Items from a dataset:
----
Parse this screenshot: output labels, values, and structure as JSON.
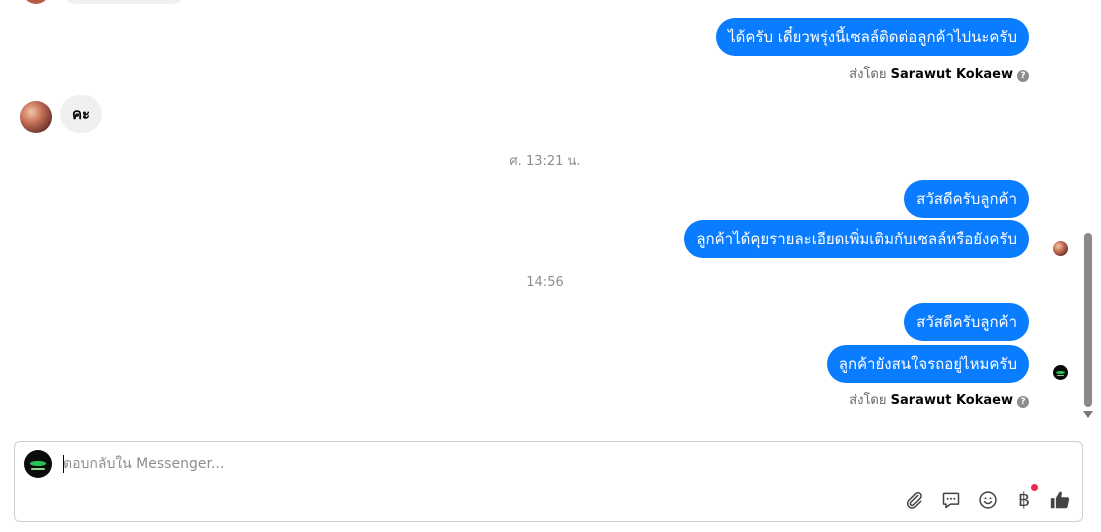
{
  "messages": [
    {
      "text": "ได้ครับ เดี๋ยวพรุ่งนี้เซลล์ติดต่อลูกค้าไปนะครับ"
    },
    {
      "text": "คะ"
    },
    {
      "text": "สวัสดีครับลูกค้า"
    },
    {
      "text": "ลูกค้าได้คุยรายละเอียดเพิ่มเติมกับเซลล์หรือยังครับ"
    },
    {
      "text": "สวัสดีครับลูกค้า"
    },
    {
      "text": "ลูกค้ายังสนใจรถอยู่ไหมครับ"
    }
  ],
  "sent_by": {
    "prefix": "ส่งโดย",
    "name": "Sarawut Kokaew",
    "help_icon": "?"
  },
  "timestamps": [
    "ศ. 13:21 น.",
    "14:56"
  ],
  "composer": {
    "placeholder": "ตอบกลับใน Messenger...",
    "value": ""
  },
  "toolbar": {
    "icons": [
      "paperclip-icon",
      "saved-replies-icon",
      "emoji-icon",
      "baht-payment-icon",
      "thumbs-up-icon"
    ],
    "baht_symbol": "฿",
    "baht_badge": true
  },
  "colors": {
    "outgoing_bubble": "#0a7cff",
    "incoming_bubble": "#f0f0f0",
    "badge_red": "#f02849"
  }
}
----
THE TASK -
Exactly reproduce the entries above, minus the pictures.

ANSWER TO THIS PROBLEM -
Parse this screenshot: output labels, values, and structure as JSON.
{
  "messages": [
    {
      "text": "ได้ครับ เดี๋ยวพรุ่งนี้เซลล์ติดต่อลูกค้าไปนะครับ"
    },
    {
      "text": "คะ"
    },
    {
      "text": "สวัสดีครับลูกค้า"
    },
    {
      "text": "ลูกค้าได้คุยรายละเอียดเพิ่มเติมกับเซลล์หรือยังครับ"
    },
    {
      "text": "สวัสดีครับลูกค้า"
    },
    {
      "text": "ลูกค้ายังสนใจรถอยู่ไหมครับ"
    }
  ],
  "sent_by": {
    "prefix": "ส่งโดย",
    "name": "Sarawut Kokaew",
    "help_icon": "?"
  },
  "timestamps": [
    "ศ. 13:21 น.",
    "14:56"
  ],
  "composer": {
    "placeholder": "ตอบกลับใน Messenger...",
    "value": ""
  },
  "toolbar": {
    "icons": [
      "paperclip-icon",
      "saved-replies-icon",
      "emoji-icon",
      "baht-payment-icon",
      "thumbs-up-icon"
    ],
    "baht_symbol": "฿",
    "baht_badge": true
  },
  "colors": {
    "outgoing_bubble": "#0a7cff",
    "incoming_bubble": "#f0f0f0",
    "badge_red": "#f02849"
  }
}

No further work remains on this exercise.